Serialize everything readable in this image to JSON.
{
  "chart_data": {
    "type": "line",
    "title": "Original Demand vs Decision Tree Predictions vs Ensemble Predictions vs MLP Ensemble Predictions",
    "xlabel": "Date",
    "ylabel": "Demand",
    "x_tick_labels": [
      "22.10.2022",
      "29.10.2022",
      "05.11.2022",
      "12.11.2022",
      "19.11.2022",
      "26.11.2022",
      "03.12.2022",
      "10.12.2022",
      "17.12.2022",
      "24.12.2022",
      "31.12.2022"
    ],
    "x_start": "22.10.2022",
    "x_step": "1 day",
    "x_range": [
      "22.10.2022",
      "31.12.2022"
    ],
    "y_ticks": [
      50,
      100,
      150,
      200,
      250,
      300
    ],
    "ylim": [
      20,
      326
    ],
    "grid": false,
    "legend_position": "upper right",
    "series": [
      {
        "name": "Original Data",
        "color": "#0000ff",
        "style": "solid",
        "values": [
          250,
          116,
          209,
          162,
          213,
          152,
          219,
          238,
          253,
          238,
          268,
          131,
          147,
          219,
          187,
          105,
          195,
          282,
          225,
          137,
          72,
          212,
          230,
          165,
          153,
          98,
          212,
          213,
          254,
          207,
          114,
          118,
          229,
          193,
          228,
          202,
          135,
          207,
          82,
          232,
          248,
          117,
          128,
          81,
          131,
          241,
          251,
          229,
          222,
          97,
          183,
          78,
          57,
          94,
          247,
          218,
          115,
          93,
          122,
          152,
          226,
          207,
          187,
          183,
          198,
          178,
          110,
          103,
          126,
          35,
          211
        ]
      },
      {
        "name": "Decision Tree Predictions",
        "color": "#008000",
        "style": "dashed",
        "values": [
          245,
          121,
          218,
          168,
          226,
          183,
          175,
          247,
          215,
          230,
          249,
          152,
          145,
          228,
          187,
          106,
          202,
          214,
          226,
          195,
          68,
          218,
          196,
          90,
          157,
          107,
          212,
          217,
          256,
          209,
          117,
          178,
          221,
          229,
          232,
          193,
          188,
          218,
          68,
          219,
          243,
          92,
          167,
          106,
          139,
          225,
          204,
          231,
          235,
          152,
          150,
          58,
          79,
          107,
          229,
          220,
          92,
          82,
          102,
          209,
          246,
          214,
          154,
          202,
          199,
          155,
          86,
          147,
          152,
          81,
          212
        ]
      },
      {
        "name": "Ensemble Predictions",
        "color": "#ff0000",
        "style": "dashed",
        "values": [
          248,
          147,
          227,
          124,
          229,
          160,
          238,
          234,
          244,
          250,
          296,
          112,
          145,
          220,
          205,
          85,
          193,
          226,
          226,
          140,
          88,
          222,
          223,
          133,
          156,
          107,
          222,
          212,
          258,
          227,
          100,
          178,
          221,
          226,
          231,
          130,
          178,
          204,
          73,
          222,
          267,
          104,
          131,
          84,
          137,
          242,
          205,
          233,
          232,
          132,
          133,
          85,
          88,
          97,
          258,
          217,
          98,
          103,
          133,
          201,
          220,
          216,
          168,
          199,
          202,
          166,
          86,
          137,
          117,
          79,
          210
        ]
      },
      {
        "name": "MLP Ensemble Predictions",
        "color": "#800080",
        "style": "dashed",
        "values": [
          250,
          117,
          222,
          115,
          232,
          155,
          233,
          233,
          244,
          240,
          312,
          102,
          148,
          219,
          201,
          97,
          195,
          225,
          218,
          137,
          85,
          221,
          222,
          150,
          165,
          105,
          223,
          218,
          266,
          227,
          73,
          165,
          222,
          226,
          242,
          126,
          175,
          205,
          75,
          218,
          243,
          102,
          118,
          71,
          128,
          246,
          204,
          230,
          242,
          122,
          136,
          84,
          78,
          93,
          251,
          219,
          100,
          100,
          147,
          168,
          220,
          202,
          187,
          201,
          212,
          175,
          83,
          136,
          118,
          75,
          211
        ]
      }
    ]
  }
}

----------------

Task to carry out: Copy all of the data. Keep every word exactly as it is.

Solution to this task:
Serialize everything readable in this image to JSON.
{
  "chart_data": {
    "type": "line",
    "title": "Original Demand vs Decision Tree Predictions vs Ensemble Predictions vs MLP Ensemble Predictions",
    "xlabel": "Date",
    "ylabel": "Demand",
    "x_tick_labels": [
      "22.10.2022",
      "29.10.2022",
      "05.11.2022",
      "12.11.2022",
      "19.11.2022",
      "26.11.2022",
      "03.12.2022",
      "10.12.2022",
      "17.12.2022",
      "24.12.2022",
      "31.12.2022"
    ],
    "x_start": "22.10.2022",
    "x_step": "1 day",
    "x_range": [
      "22.10.2022",
      "31.12.2022"
    ],
    "y_ticks": [
      50,
      100,
      150,
      200,
      250,
      300
    ],
    "ylim": [
      20,
      326
    ],
    "grid": false,
    "legend_position": "upper right",
    "series": [
      {
        "name": "Original Data",
        "color": "#0000ff",
        "style": "solid",
        "values": [
          250,
          116,
          209,
          162,
          213,
          152,
          219,
          238,
          253,
          238,
          268,
          131,
          147,
          219,
          187,
          105,
          195,
          282,
          225,
          137,
          72,
          212,
          230,
          165,
          153,
          98,
          212,
          213,
          254,
          207,
          114,
          118,
          229,
          193,
          228,
          202,
          135,
          207,
          82,
          232,
          248,
          117,
          128,
          81,
          131,
          241,
          251,
          229,
          222,
          97,
          183,
          78,
          57,
          94,
          247,
          218,
          115,
          93,
          122,
          152,
          226,
          207,
          187,
          183,
          198,
          178,
          110,
          103,
          126,
          35,
          211
        ]
      },
      {
        "name": "Decision Tree Predictions",
        "color": "#008000",
        "style": "dashed",
        "values": [
          245,
          121,
          218,
          168,
          226,
          183,
          175,
          247,
          215,
          230,
          249,
          152,
          145,
          228,
          187,
          106,
          202,
          214,
          226,
          195,
          68,
          218,
          196,
          90,
          157,
          107,
          212,
          217,
          256,
          209,
          117,
          178,
          221,
          229,
          232,
          193,
          188,
          218,
          68,
          219,
          243,
          92,
          167,
          106,
          139,
          225,
          204,
          231,
          235,
          152,
          150,
          58,
          79,
          107,
          229,
          220,
          92,
          82,
          102,
          209,
          246,
          214,
          154,
          202,
          199,
          155,
          86,
          147,
          152,
          81,
          212
        ]
      },
      {
        "name": "Ensemble Predictions",
        "color": "#ff0000",
        "style": "dashed",
        "values": [
          248,
          147,
          227,
          124,
          229,
          160,
          238,
          234,
          244,
          250,
          296,
          112,
          145,
          220,
          205,
          85,
          193,
          226,
          226,
          140,
          88,
          222,
          223,
          133,
          156,
          107,
          222,
          212,
          258,
          227,
          100,
          178,
          221,
          226,
          231,
          130,
          178,
          204,
          73,
          222,
          267,
          104,
          131,
          84,
          137,
          242,
          205,
          233,
          232,
          132,
          133,
          85,
          88,
          97,
          258,
          217,
          98,
          103,
          133,
          201,
          220,
          216,
          168,
          199,
          202,
          166,
          86,
          137,
          117,
          79,
          210
        ]
      },
      {
        "name": "MLP Ensemble Predictions",
        "color": "#800080",
        "style": "dashed",
        "values": [
          250,
          117,
          222,
          115,
          232,
          155,
          233,
          233,
          244,
          240,
          312,
          102,
          148,
          219,
          201,
          97,
          195,
          225,
          218,
          137,
          85,
          221,
          222,
          150,
          165,
          105,
          223,
          218,
          266,
          227,
          73,
          165,
          222,
          226,
          242,
          126,
          175,
          205,
          75,
          218,
          243,
          102,
          118,
          71,
          128,
          246,
          204,
          230,
          242,
          122,
          136,
          84,
          78,
          93,
          251,
          219,
          100,
          100,
          147,
          168,
          220,
          202,
          187,
          201,
          212,
          175,
          83,
          136,
          118,
          75,
          211
        ]
      }
    ]
  }
}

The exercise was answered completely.